● EXERCISE AIM:
From the entries below, extract every line that includes the word "this".

● THE DATA:
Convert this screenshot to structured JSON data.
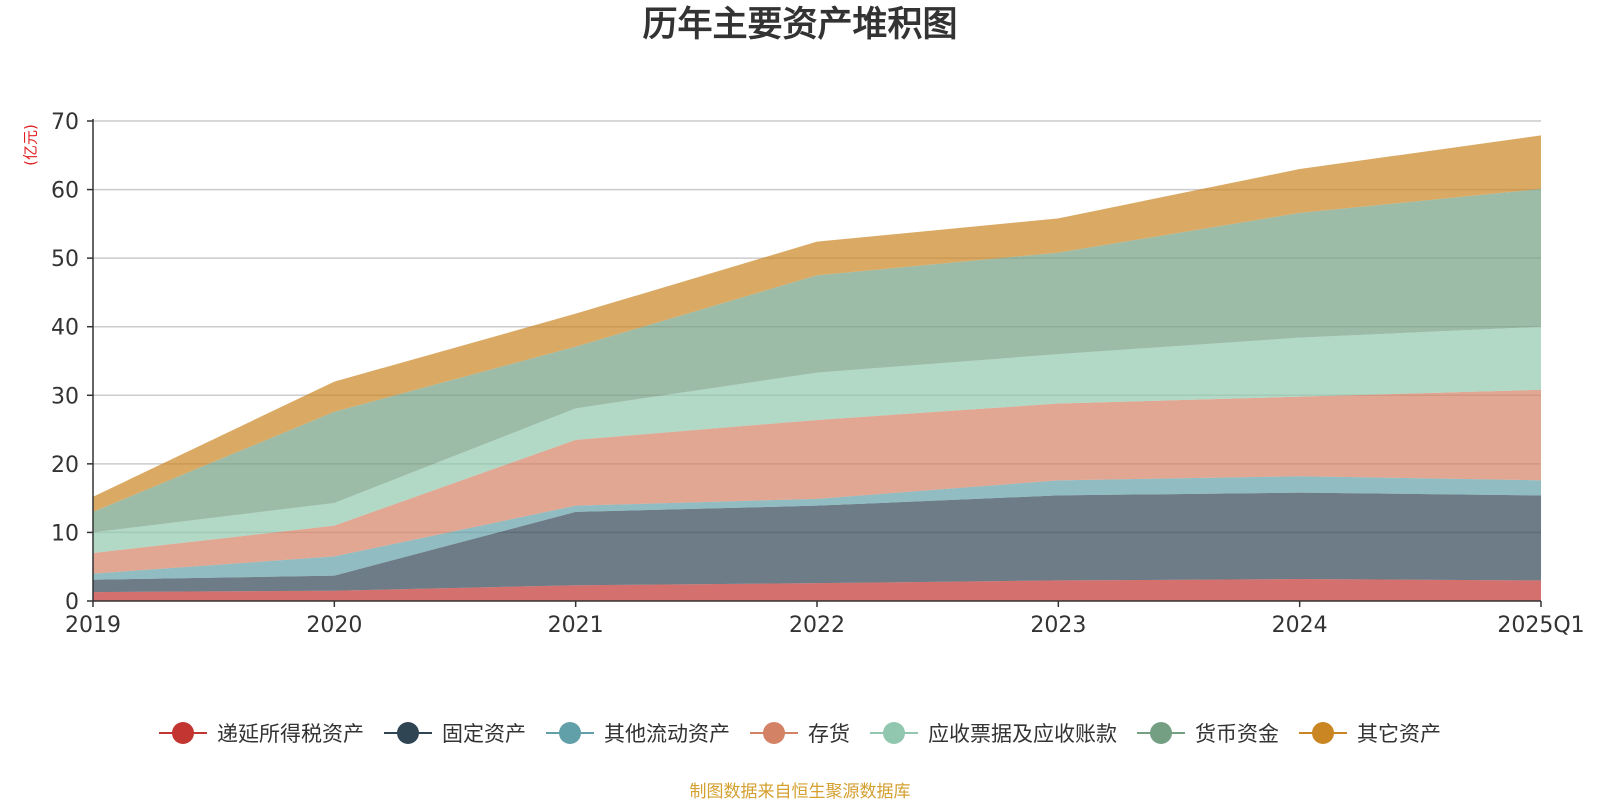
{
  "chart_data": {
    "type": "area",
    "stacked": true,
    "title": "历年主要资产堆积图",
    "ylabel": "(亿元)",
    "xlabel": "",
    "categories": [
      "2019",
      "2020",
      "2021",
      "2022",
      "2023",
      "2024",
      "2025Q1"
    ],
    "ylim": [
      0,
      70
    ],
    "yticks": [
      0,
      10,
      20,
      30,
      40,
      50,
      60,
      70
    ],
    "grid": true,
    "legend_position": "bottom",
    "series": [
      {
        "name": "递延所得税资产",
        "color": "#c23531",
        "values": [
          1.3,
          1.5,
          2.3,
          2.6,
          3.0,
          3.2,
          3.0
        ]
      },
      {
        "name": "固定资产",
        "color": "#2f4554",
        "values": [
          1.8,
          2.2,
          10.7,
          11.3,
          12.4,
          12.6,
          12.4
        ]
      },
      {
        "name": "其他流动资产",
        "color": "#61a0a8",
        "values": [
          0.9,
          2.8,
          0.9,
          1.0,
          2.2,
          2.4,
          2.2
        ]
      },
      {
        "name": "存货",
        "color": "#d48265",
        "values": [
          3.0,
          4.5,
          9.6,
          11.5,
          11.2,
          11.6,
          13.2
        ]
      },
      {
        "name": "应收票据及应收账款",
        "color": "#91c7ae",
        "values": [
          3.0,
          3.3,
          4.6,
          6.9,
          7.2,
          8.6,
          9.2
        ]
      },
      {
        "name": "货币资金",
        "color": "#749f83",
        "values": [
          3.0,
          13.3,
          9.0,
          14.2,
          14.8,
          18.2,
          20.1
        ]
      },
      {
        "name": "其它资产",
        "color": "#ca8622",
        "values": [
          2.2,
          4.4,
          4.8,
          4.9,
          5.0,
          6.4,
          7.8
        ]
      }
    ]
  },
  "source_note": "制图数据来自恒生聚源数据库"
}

--

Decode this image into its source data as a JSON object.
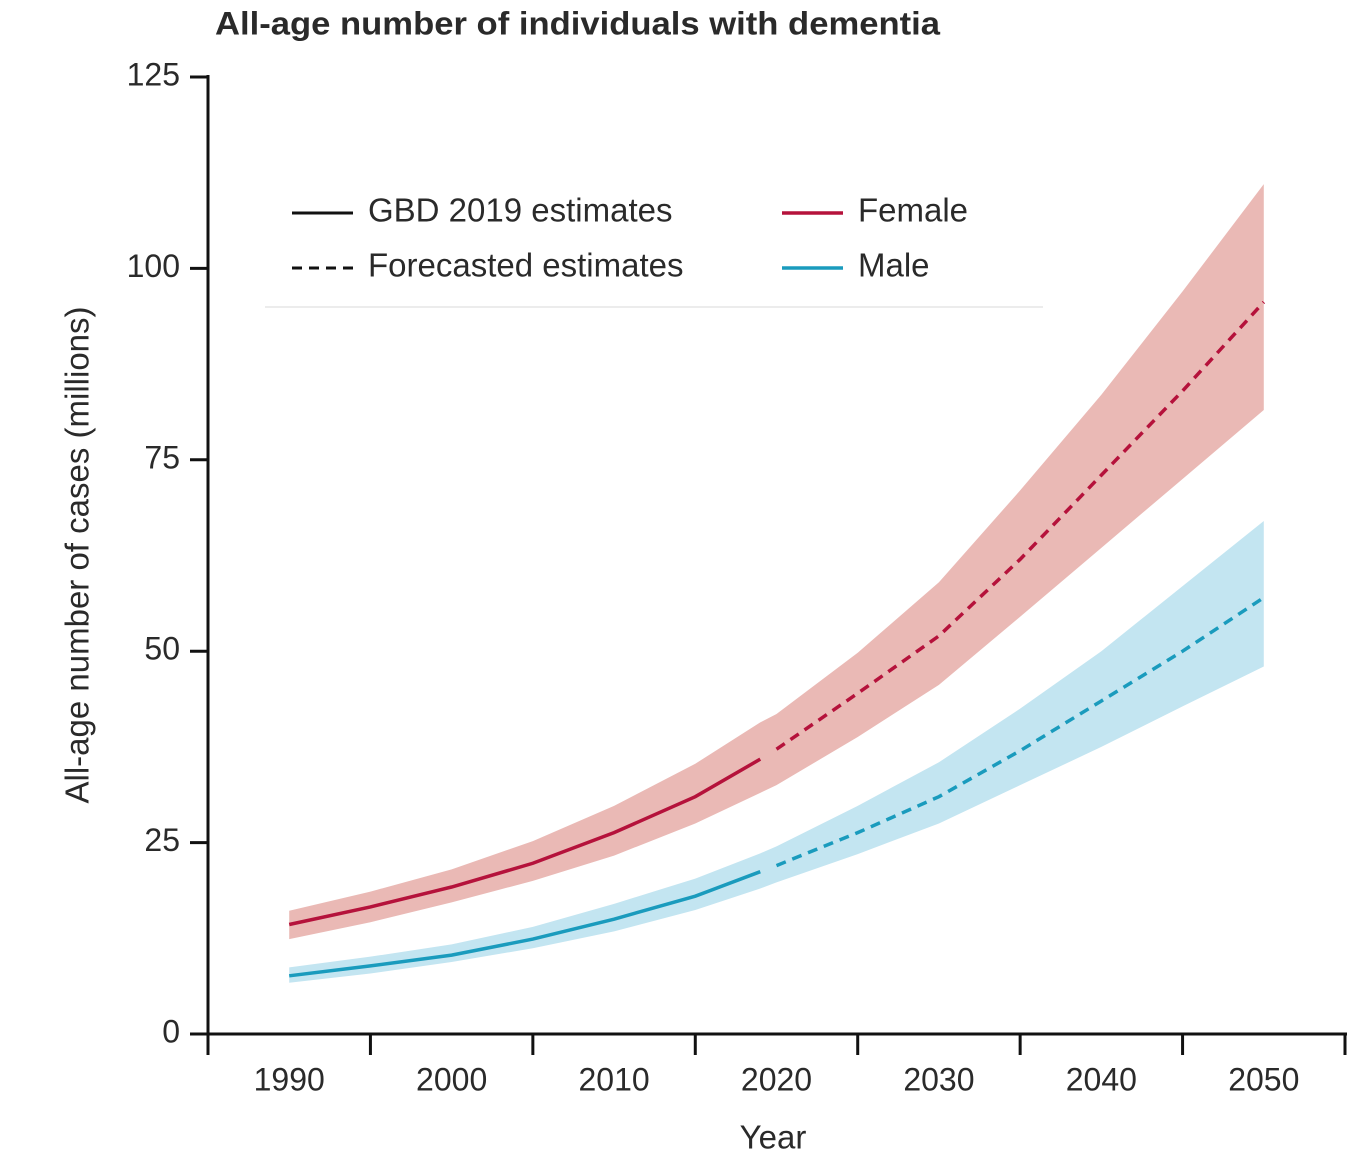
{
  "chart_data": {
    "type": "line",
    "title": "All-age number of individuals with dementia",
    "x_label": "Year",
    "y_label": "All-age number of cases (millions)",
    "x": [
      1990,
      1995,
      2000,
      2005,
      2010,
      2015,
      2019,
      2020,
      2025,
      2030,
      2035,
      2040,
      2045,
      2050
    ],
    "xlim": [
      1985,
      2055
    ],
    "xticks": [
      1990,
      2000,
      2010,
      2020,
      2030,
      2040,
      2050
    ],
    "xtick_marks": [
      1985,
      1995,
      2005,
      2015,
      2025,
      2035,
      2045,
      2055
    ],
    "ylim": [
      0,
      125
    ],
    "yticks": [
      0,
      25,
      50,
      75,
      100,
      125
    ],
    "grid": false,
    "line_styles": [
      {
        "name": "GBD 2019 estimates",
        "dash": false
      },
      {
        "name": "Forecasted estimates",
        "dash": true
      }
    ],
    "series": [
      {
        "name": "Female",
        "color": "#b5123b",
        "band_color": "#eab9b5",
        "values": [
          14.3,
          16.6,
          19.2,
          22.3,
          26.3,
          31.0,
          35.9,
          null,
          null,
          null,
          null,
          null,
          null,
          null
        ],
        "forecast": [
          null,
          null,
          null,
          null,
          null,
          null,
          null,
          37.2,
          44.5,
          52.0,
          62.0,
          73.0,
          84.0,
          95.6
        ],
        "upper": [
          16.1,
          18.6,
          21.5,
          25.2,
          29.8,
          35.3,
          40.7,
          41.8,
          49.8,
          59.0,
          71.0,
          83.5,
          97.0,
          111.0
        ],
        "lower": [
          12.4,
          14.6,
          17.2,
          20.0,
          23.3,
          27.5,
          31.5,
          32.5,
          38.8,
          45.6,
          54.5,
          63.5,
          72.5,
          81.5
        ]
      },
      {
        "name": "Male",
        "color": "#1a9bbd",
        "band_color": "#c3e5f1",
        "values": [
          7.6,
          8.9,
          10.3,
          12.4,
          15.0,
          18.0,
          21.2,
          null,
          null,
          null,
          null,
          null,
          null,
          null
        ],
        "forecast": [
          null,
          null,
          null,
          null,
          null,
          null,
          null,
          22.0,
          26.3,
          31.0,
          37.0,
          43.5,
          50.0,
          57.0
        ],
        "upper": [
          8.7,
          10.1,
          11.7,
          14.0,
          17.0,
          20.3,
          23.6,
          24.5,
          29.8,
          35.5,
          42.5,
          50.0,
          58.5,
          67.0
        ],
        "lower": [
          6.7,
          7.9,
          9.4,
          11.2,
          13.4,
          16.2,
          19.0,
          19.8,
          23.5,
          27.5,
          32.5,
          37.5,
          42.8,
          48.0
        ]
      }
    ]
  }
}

● SOLUTION:
Convert this screenshot to structured JSON data.
Decode this image into its source data as a JSON object.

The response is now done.